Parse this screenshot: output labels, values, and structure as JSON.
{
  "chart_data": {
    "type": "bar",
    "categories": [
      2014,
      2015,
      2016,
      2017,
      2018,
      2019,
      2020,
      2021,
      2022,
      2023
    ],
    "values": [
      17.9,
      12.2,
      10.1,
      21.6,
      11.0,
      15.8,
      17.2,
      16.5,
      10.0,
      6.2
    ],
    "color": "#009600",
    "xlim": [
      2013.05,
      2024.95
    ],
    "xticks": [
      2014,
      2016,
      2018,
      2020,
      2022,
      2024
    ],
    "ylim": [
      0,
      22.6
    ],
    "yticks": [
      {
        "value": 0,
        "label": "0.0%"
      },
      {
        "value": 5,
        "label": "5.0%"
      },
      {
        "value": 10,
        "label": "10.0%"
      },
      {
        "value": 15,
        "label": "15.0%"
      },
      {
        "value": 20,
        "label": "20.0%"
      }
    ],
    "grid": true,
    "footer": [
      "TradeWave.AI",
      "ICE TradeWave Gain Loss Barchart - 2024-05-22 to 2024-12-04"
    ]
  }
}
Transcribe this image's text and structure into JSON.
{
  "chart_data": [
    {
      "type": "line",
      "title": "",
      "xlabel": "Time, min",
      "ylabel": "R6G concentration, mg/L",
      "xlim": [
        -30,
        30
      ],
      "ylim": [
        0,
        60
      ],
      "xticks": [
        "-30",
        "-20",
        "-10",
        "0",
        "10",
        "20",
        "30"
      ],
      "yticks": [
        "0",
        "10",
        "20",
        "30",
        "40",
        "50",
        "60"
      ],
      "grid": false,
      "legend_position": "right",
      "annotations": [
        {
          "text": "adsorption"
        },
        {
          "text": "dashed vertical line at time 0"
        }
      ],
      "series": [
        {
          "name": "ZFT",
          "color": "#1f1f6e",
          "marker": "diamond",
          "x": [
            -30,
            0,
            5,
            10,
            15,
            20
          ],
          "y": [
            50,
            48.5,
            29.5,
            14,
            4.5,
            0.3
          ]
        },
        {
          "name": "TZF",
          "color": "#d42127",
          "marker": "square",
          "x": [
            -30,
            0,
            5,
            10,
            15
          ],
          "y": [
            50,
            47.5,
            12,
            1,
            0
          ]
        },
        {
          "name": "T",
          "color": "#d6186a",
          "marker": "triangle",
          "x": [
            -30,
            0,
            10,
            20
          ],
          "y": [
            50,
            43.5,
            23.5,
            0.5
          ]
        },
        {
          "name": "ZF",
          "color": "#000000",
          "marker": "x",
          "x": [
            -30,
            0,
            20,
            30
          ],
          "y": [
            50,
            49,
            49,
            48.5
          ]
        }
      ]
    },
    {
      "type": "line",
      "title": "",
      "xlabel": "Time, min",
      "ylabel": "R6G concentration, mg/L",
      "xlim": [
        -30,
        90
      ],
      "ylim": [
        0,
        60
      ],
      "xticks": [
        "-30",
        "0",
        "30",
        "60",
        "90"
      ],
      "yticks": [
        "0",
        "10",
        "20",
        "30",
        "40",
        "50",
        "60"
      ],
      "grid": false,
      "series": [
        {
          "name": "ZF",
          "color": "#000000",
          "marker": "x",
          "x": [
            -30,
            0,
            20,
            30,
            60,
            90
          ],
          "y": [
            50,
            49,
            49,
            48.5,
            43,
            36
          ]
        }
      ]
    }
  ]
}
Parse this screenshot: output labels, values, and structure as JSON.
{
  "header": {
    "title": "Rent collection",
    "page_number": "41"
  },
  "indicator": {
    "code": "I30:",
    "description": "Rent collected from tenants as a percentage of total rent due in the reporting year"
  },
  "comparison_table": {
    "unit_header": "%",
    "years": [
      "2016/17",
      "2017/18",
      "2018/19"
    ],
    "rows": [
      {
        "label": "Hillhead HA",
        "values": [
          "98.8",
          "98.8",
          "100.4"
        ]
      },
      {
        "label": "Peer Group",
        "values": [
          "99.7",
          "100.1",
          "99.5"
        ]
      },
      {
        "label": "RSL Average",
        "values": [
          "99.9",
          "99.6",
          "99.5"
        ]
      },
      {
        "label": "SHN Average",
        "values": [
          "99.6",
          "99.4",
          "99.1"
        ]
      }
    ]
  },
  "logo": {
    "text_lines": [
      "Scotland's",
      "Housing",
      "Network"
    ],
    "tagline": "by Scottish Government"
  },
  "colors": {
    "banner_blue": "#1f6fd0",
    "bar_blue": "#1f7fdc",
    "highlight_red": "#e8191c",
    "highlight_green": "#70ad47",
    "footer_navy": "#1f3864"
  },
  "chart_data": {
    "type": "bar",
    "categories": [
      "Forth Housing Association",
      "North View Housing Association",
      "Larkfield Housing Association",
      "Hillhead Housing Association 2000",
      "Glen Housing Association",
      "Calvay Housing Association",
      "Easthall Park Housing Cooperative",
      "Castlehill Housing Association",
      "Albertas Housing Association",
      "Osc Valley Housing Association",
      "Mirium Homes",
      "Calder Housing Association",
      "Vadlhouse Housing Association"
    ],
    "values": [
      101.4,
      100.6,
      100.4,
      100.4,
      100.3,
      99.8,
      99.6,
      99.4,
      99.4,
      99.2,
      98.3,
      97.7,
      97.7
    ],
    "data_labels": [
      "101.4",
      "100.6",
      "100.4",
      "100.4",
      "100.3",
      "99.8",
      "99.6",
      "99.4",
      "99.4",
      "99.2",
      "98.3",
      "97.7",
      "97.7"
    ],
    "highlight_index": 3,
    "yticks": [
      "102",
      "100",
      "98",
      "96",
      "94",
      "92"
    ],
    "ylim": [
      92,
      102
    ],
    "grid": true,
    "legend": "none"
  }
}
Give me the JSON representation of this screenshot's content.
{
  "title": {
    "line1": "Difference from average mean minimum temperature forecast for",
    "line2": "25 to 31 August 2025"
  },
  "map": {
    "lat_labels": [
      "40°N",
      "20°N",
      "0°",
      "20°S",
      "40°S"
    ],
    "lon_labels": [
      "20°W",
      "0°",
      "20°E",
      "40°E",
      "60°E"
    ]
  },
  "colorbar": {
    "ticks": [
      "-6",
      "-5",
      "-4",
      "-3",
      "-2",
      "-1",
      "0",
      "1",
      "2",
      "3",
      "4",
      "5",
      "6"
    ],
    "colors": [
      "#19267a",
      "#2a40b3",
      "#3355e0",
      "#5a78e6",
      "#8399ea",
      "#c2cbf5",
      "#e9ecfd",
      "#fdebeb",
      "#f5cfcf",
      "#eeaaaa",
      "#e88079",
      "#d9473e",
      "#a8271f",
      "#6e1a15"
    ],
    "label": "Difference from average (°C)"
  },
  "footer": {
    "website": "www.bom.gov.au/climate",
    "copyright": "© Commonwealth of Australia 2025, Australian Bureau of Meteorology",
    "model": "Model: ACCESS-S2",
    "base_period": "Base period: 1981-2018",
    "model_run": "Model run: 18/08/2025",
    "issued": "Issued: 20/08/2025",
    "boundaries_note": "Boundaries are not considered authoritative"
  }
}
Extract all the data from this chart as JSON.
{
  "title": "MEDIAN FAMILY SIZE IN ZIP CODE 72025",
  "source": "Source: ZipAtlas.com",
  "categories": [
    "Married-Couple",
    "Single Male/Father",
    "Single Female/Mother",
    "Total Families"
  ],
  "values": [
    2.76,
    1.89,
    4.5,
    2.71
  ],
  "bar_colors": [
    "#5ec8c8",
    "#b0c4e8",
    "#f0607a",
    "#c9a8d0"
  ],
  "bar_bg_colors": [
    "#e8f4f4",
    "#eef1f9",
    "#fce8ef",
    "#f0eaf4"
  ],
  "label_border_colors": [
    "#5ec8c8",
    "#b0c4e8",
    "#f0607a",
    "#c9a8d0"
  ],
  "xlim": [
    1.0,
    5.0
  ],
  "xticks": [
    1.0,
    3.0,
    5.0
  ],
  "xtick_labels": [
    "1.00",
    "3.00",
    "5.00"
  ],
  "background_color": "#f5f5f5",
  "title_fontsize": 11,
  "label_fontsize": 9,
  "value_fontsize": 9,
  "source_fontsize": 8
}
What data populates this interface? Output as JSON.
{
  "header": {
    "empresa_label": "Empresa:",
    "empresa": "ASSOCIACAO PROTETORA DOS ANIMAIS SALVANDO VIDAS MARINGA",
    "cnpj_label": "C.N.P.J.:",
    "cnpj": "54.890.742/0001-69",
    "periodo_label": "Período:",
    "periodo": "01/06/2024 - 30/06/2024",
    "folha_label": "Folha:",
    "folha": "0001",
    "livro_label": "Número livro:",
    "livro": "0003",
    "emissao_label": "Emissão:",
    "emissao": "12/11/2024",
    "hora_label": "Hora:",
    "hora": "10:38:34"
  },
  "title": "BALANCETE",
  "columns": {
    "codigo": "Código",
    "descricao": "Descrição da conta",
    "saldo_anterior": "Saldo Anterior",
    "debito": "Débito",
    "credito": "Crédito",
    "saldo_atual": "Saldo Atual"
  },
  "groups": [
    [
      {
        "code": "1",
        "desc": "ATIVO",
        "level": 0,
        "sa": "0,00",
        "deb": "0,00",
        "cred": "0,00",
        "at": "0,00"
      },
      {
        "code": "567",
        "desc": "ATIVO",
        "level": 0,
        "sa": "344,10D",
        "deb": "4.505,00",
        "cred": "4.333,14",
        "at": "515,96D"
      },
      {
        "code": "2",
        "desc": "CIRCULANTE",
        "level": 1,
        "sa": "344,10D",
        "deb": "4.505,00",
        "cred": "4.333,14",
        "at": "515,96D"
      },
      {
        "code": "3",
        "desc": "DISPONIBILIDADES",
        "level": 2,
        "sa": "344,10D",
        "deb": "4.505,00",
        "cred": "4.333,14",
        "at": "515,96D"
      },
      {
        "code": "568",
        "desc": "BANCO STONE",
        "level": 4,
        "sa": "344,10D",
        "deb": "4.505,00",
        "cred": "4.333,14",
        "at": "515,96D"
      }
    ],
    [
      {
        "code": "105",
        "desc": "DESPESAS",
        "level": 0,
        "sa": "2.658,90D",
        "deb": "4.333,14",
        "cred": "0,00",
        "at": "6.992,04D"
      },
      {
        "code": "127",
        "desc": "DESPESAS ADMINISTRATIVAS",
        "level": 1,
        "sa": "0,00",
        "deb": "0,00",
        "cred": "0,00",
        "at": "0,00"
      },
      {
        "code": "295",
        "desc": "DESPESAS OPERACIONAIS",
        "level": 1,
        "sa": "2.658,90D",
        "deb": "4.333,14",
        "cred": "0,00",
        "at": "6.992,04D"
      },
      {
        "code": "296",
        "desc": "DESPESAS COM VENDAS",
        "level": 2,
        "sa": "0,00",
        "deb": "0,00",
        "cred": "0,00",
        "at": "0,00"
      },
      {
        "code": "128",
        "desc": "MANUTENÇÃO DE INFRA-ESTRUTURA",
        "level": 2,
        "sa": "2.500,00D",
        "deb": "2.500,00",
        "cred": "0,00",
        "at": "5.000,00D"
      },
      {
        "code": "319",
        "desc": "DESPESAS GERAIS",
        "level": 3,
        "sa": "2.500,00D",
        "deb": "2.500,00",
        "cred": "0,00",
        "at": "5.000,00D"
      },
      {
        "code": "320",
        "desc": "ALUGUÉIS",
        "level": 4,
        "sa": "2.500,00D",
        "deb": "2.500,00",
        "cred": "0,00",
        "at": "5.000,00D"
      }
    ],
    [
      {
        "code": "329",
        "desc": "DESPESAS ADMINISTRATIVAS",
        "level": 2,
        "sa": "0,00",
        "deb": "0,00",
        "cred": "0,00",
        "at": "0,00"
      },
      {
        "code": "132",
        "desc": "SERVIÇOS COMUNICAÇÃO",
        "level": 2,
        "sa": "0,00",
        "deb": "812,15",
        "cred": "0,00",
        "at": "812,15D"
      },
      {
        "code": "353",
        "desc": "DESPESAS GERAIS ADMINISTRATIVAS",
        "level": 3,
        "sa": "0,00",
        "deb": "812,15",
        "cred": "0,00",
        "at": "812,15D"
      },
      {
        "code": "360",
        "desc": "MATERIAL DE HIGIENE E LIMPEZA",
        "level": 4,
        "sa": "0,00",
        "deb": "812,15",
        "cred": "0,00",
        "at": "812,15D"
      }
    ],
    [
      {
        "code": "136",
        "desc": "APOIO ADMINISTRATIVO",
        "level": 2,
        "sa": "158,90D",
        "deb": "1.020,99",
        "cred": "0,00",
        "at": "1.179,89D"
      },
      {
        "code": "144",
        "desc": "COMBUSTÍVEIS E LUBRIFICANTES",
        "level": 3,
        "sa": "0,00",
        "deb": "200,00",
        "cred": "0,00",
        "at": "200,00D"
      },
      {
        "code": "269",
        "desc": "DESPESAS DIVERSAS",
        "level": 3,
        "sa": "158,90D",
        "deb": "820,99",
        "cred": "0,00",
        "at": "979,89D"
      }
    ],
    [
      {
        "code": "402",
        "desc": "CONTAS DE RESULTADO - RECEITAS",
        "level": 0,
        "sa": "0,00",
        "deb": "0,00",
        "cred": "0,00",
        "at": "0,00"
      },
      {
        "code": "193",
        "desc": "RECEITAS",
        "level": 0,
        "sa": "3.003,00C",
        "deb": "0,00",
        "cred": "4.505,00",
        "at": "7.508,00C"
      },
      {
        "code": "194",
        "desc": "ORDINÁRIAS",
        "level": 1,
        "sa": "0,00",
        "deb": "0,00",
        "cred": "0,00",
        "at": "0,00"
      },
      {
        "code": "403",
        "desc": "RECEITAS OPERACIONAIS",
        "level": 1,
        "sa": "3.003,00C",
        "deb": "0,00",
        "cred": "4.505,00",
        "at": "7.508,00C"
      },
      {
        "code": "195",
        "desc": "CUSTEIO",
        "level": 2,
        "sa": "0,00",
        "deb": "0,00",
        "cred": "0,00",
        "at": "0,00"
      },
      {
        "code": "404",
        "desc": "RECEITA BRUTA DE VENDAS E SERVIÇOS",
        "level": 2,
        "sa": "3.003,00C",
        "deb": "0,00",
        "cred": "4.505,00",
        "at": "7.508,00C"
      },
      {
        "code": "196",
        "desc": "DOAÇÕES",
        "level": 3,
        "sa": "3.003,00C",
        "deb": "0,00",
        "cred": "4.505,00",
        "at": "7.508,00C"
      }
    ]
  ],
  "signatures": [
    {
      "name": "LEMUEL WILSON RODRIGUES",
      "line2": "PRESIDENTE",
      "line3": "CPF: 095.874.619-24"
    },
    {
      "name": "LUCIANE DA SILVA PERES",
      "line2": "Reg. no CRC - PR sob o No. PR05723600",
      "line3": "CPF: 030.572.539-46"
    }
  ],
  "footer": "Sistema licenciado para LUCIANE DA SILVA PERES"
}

**Exercise brief**
In the material above, tally every line with the string "DESPESAS" in it, then give that number alone.

**Task response**
8